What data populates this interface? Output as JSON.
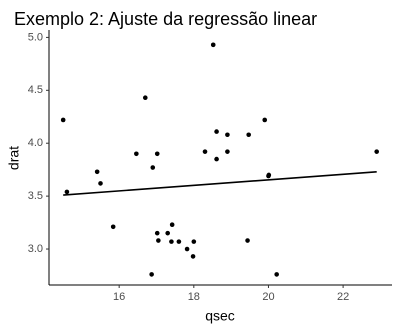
{
  "chart_data": {
    "type": "scatter",
    "title": "Exemplo 2: Ajuste da regressão linear",
    "x_label": "qsec",
    "y_label": "drat",
    "x": [
      16.46,
      17.02,
      18.61,
      19.44,
      17.02,
      20.22,
      15.84,
      20.0,
      22.9,
      18.3,
      18.9,
      17.4,
      17.6,
      18.0,
      17.98,
      17.82,
      17.42,
      19.47,
      18.52,
      19.9,
      20.01,
      16.87,
      17.3,
      15.41,
      17.05,
      18.9,
      16.7,
      16.9,
      14.5,
      15.5,
      14.6,
      18.61
    ],
    "values": [
      3.9,
      3.9,
      3.85,
      3.08,
      3.15,
      2.76,
      3.21,
      3.69,
      3.92,
      3.92,
      3.92,
      3.07,
      3.07,
      3.07,
      2.93,
      3.0,
      3.23,
      4.08,
      4.93,
      4.22,
      3.7,
      2.76,
      3.15,
      3.73,
      3.08,
      4.08,
      4.43,
      3.77,
      4.22,
      3.62,
      3.54,
      4.11
    ],
    "color": "#000000",
    "fit_line": {
      "x": [
        14.5,
        22.9
      ],
      "values": [
        3.51,
        3.73
      ],
      "color": "#000000"
    },
    "xlim": [
      14.12,
      23.31
    ],
    "xticks": [
      16,
      18,
      20,
      22
    ],
    "ylim": [
      2.66,
      5.07
    ],
    "yticks": [
      {
        "value": 3,
        "label": "3.0"
      },
      {
        "value": 3.5,
        "label": "3.5"
      },
      {
        "value": 4,
        "label": "4.0"
      },
      {
        "value": 4.5,
        "label": "4.5"
      },
      {
        "value": 5,
        "label": "5.0"
      }
    ]
  }
}
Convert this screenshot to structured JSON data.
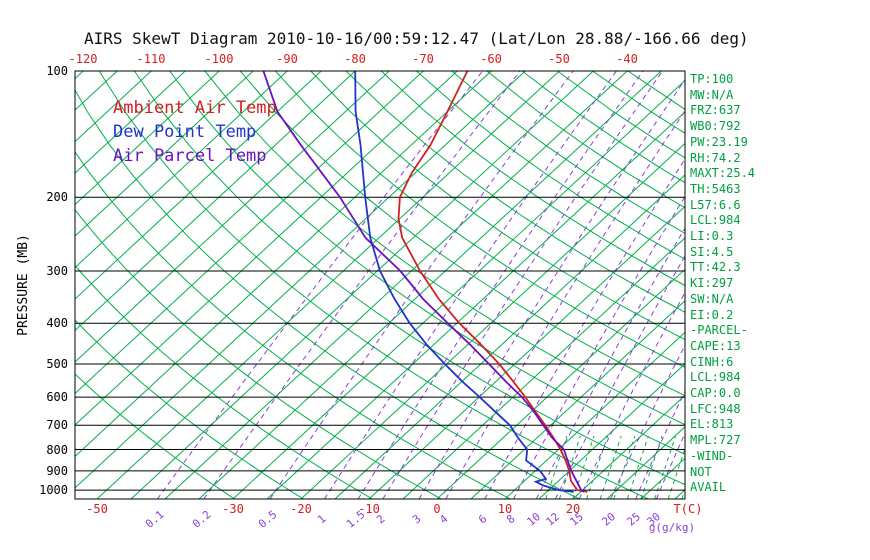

····················

DIRECTIONS FOR THIS TASK: Pick out each line in the material containing "JSON".

OUTPUT BELOW:
What data populates this interface? Output as JSON.
Convert this screenshot to structured JSON data.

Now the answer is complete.